→ **THE DATA**

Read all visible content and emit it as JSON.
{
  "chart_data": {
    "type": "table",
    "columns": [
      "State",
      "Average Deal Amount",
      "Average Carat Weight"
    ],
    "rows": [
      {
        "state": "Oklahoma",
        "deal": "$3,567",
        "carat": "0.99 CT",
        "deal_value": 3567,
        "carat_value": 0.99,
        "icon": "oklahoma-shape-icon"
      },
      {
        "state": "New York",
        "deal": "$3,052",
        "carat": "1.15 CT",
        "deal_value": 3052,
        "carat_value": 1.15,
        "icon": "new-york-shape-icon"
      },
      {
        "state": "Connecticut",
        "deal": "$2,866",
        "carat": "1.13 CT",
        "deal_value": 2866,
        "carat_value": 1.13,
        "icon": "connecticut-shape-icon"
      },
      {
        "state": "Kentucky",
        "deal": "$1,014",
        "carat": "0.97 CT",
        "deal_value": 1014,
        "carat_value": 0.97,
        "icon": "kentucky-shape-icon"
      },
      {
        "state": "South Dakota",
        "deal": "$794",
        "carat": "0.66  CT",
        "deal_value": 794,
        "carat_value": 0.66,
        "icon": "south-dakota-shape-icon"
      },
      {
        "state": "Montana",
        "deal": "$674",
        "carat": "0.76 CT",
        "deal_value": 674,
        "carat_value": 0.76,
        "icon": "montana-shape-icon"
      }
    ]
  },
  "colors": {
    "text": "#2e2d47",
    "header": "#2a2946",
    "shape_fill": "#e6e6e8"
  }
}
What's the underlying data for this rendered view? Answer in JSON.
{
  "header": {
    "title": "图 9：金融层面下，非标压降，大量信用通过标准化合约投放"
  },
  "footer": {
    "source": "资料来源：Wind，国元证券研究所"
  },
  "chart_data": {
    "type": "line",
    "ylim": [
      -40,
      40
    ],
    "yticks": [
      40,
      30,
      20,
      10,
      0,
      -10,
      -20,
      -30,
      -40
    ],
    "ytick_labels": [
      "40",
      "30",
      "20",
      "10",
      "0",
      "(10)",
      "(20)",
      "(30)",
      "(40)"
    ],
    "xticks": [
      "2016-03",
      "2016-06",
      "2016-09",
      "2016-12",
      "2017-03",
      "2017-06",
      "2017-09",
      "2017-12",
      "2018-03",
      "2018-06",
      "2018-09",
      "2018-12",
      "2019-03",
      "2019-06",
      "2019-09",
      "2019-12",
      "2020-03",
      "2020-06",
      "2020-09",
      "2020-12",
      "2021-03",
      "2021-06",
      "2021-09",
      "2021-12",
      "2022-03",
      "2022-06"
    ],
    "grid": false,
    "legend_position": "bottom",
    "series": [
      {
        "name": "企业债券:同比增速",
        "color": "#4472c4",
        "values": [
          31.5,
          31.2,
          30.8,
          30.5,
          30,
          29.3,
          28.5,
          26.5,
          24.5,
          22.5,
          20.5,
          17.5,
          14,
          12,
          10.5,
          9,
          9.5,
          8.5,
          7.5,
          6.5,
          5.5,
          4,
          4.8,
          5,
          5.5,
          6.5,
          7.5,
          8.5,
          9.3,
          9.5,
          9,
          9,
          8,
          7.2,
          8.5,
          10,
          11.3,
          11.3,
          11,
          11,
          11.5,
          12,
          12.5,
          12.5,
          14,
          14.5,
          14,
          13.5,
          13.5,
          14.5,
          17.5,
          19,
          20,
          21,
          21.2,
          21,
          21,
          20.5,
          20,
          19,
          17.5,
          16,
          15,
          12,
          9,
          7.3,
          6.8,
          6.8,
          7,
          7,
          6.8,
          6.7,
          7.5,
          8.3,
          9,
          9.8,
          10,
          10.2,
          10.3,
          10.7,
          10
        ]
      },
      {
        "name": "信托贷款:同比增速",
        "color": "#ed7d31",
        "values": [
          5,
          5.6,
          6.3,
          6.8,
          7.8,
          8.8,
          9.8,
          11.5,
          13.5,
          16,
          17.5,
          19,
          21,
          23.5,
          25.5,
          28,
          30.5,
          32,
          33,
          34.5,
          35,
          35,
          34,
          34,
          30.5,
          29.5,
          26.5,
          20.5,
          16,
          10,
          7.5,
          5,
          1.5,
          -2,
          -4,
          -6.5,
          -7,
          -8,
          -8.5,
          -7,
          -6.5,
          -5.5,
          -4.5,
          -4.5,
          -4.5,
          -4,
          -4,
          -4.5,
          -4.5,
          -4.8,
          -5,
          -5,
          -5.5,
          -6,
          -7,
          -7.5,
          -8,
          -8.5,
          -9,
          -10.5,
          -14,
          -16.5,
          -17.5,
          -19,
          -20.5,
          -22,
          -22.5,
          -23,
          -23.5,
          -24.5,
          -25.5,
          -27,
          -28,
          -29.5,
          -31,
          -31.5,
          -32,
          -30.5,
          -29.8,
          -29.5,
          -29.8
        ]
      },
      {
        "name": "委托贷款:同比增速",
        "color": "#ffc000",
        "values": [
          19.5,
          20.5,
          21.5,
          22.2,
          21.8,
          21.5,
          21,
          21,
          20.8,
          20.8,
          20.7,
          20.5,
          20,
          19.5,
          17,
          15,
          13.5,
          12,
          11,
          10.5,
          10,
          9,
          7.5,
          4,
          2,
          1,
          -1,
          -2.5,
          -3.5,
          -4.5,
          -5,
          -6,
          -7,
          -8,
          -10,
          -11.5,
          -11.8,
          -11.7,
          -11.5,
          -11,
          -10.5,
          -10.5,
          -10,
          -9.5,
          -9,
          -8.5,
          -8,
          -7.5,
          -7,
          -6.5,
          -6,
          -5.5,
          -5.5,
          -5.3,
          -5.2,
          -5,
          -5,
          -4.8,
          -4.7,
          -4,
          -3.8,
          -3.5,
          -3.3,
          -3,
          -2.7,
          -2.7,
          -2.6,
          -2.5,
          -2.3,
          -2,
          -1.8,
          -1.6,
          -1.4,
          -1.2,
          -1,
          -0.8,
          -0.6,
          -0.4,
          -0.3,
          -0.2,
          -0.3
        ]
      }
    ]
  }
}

→ **TASK STATEMENT**
Pick out every line above that holds the word "icon" and copy it.

→ **SOLUTION TO THIS TASK**
        "icon": "oklahoma-shape-icon"
        "icon": "new-york-shape-icon"
        "icon": "connecticut-shape-icon"
        "icon": "kentucky-shape-icon"
        "icon": "south-dakota-shape-icon"
        "icon": "montana-shape-icon"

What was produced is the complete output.